_Objective_
Copy out each line of the material below that holds the string "more".

= = = = =

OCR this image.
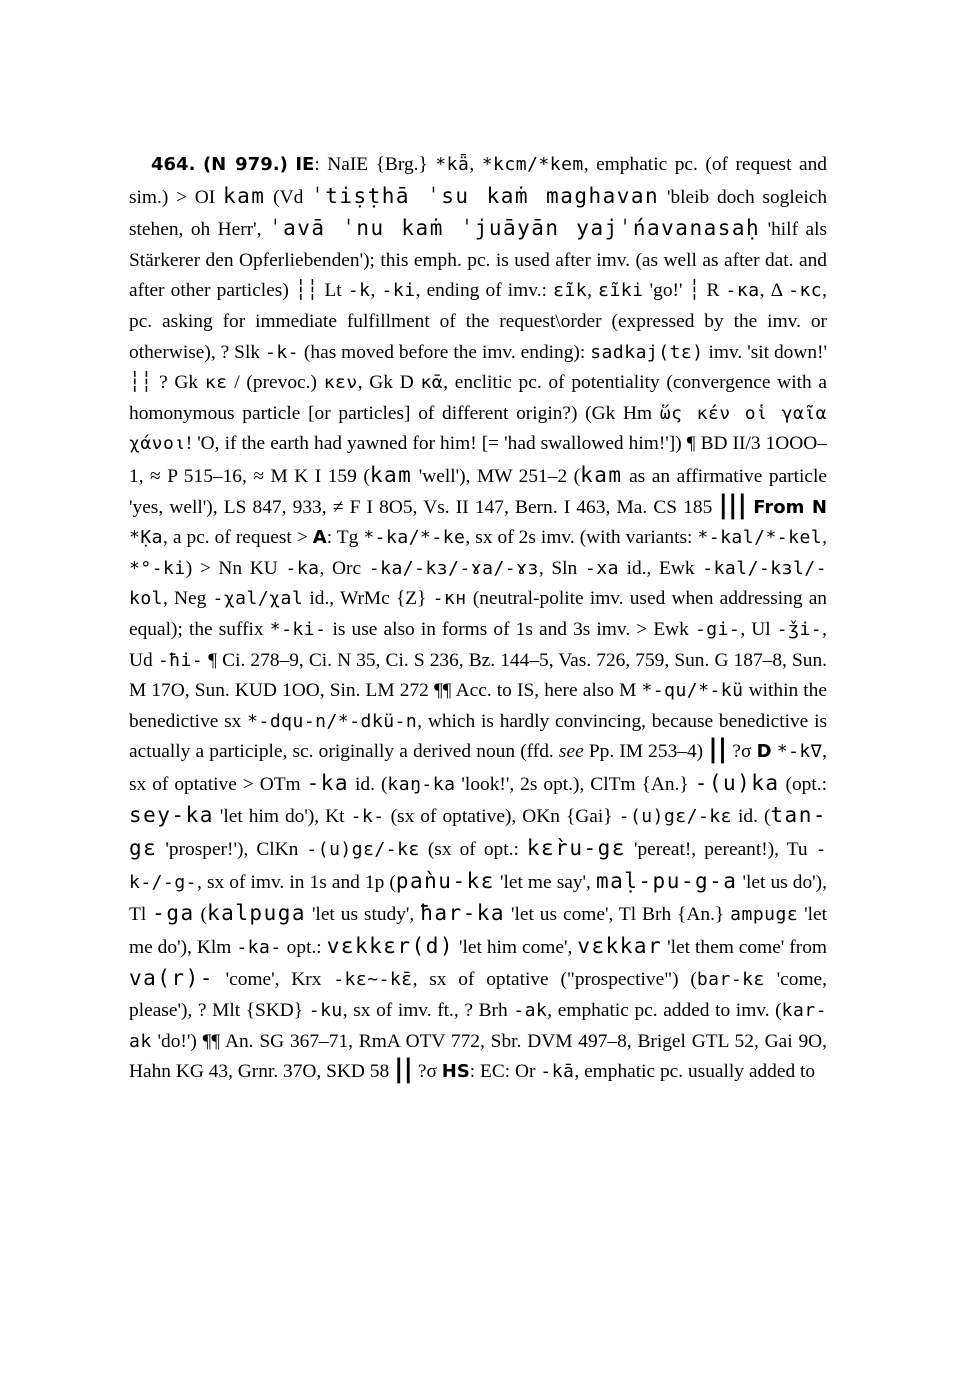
464. (N 979.) IE: NaIE {Brg.} *kǟ, *kcm/*kem, emphatic pc. (of request and sim.) > OI kam (Vd ˈtiṣṭhā ˈsu kaṁ maghavan 'bleib doch sogleich stehen, oh Herr', ˈavā ˈnu kaṁ ˈjuāyān yajˈńavanasaḥ 'hilf als Stärkerer den Opferliebenden'); this emph. pc. is used after imv. (as well as after dat. and after other particles) ┆┆ Lt -k, -ki, ending of imv.: ɛĩk, ɛĩki 'go!' ┆ R -ка, Δ -кс, pc. asking for immediate fulfillment of the request\order (expressed by the imv. or otherwise), ? Slk -k- (has moved before the imv. ending): sadkaj(tɛ) imv. 'sit down!' ┆┆ ? Gk κε / (prevoc.) κεν, Gk D κᾱ, enclitic pc. of potentiality (convergence with a homonymous particle [or particles] of different origin?) (Gk Hm ὥς κέν οἱ γαῖα χάνοι! 'O, if the earth had yawned for him! [= 'had swallowed him!']) ¶ BD II/3 1OOO–1, ≈ P 515–16, ≈ M K I 159 (kam 'well'), MW 251–2 (kam as an affirmative particle 'yes, well'), LS 847, 933, ≠ F I 8O5, Vs. II 147, Bern. I 463, Ma. CS 185 ||| From N *Ḳa, a pc. of request > A: Tg *-ka/*-ke, sx of 2s imv. (with variants: *-kal/*-kel, *°-ki) > Nn KU -ka, Orc -ka/-kз/-ɤa/-ɤз, Sln -xa id., Ewk -kal/-kзl/-kol, Neg -χal/χal id., WrMc {Z} -кн (neutral-polite imv. used when addressing an equal); the suffix *-ki- is use also in forms of 1s and 3s imv. > Ewk -gi-, Ul -ǯi-, Ud -ħi- ¶ Ci. 278–9, Ci. N 35, Ci. S 236, Bz. 144–5, Vas. 726, 759, Sun. G 187–8, Sun. M 17O, Sun. KUD 1OO, Sin. LM 272 ¶¶ Acc. to IS, here also M *-qu/*-kü within the benedictive sx *-dqu-n/*-dkü-n, which is hardly convincing, because benedictive is actually a participle, sc. originally a derived noun (ffd. see Pp. IM 253–4) || ?σ D *-k∇, sx of optative > OTm -ka id. (kaŋ-ka 'look!', 2s opt.), ClTm {An.} -(u)ka (opt.: sey-ka 'let him do'), Kt -k- (sx of optative), OKn {Gai} -(u)gɛ/-kɛ id. (tan-gɛ 'prosper!'), ClKn -(u)gɛ/-kɛ (sx of opt.: kɛr̀u-gɛ 'pereat!, pereant!), Tu -k-/-g-, sx of imv. in 1s and 1p (paǹu-kɛ 'let me say', maḷ-pu-g-a 'let us do'), Tl -ga (kalpuga 'let us study', ħar-ka 'let us come', Tl Brh {An.} ampugɛ 'let me do'), Klm -ka- opt.: vɛkkɛr(d) 'let him come', vɛkkar 'let them come' from va(r)- 'come', Krx -kɛ~-kɛ̄, sx of optative ("prospective") (bar-kɛ 'come, please'), ? Mlt {SKD} -ku, sx of imv. ft., ? Brh -ak, emphatic pc. added to imv. (kar-ak 'do!') ¶¶ An. SG 367–71, RmA OTV 772, Sbr. DVM 497–8, Brigel GTL 52, Gai 9O, Hahn KG 43, Grnr. 37O, SKD 58 || ?σ HS: EC: Or -kā, emphatic pc. usually added to
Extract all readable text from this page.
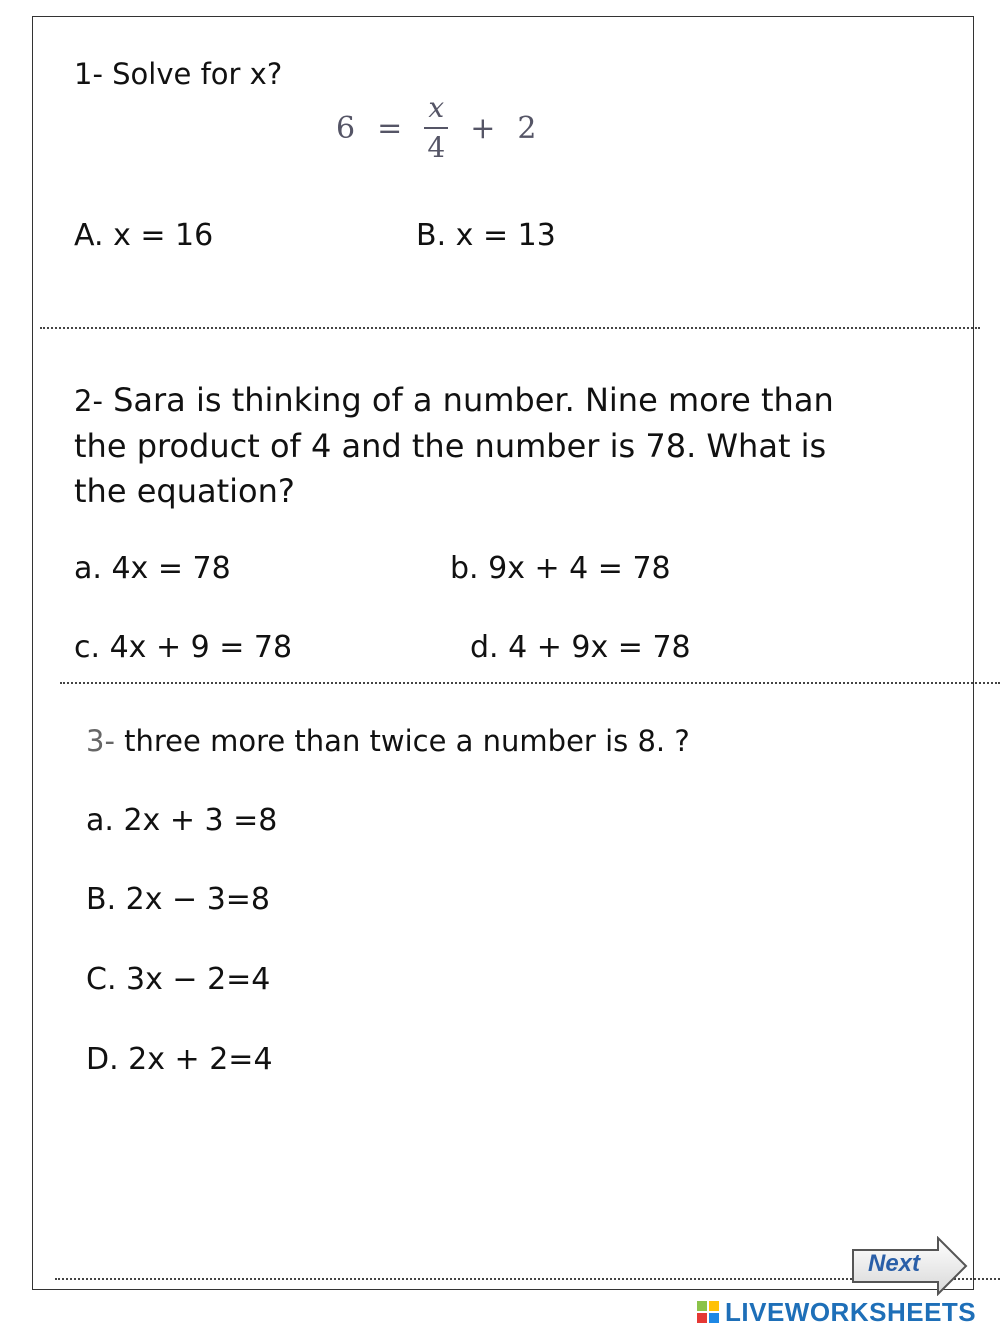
1- Solve for x?
$6 = \frac{x}{4} + 2$
A. x = 16	B. x = 13
2- Sara is thinking of a number. Nine more than
the product of 4 and the number is 78. What is
the equation?
a. 4x = 78	b. 9x + 4 = 78
c. 4x + 9 = 78	d. 4 + 9x = 78
3- three more than twice a number is 8. ?
a. 2x + 3 =8
B. 2x − 3=8
C. 3x − 2=4
D. 2x + 2=4
Next
LIVEWORKSHEETS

= = = = =

_The completed task_
2- Sara is thinking of a number. Nine more than
3- three more than twice a number is 8. ?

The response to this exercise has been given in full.